* EXERCISE INSTRUCTIONS *
List each line of the data that holds the string "date", please.
* START RECORDS FOR PROCESSING *
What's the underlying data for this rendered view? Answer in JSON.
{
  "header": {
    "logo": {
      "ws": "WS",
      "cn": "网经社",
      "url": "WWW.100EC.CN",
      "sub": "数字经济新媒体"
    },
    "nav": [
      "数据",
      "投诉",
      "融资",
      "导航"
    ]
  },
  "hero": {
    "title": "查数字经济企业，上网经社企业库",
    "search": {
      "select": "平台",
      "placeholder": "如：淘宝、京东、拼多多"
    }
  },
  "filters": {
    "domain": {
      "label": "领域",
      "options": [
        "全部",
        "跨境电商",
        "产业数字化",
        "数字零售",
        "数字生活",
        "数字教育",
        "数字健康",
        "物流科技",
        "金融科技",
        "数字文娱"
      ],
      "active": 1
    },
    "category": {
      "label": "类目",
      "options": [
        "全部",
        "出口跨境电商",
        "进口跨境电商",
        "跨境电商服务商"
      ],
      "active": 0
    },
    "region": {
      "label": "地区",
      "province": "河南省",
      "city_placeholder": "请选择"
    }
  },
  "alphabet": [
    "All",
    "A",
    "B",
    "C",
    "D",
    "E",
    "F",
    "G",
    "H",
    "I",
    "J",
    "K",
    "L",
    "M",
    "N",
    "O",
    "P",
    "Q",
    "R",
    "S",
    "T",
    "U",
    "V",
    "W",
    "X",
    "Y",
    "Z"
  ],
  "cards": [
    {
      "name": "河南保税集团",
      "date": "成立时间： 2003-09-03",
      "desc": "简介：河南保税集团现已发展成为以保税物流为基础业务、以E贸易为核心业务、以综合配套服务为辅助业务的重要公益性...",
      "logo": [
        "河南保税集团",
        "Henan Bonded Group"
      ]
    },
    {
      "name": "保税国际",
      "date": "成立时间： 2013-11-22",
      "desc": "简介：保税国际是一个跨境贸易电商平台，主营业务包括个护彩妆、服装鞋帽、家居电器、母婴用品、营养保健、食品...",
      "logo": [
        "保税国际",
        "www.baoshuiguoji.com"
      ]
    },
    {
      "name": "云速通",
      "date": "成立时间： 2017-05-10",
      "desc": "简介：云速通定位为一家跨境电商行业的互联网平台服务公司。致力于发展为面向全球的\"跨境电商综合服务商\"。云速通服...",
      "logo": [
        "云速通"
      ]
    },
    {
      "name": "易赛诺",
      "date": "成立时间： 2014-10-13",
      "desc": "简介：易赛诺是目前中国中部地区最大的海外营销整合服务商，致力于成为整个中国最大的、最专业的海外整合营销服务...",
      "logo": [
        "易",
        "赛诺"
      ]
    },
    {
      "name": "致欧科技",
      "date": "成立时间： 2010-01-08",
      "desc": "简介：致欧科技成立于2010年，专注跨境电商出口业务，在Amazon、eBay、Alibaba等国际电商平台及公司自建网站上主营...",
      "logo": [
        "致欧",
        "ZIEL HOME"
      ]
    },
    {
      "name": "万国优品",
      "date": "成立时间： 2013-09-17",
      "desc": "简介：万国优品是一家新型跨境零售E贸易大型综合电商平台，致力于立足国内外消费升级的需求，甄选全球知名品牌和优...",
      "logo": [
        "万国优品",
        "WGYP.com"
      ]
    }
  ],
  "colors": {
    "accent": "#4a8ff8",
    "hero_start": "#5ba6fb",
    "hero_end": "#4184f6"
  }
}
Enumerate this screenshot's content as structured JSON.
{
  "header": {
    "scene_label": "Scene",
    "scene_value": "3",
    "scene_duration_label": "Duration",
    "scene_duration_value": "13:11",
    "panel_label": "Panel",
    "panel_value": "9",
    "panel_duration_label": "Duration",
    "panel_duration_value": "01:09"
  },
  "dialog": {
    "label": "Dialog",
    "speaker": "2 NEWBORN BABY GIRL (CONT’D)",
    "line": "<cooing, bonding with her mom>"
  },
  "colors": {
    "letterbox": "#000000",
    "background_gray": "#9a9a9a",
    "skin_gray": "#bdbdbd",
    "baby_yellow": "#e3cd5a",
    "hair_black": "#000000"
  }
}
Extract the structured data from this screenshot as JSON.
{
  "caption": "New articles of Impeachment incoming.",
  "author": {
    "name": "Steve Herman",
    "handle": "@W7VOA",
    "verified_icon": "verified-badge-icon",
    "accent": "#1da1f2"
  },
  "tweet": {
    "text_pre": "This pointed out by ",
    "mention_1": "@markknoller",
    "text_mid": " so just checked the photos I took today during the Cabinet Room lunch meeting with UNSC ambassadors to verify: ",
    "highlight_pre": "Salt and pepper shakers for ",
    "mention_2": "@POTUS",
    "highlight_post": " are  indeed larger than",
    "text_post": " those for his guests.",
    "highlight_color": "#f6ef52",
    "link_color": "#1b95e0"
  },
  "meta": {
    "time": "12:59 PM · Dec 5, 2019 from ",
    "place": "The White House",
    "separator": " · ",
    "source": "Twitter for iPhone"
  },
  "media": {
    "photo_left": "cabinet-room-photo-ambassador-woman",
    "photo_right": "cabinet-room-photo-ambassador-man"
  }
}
* END RECORDS FOR PROCESSING *
* OUTPUT FOR THIS TASK *
      "date": "成立时间： 2003-09-03",
      "date": "成立时间： 2013-11-22",
      "date": "成立时间： 2017-05-10",
      "date": "成立时间： 2014-10-13",
      "date": "成立时间： 2010-01-08",
      "date": "成立时间： 2013-09-17",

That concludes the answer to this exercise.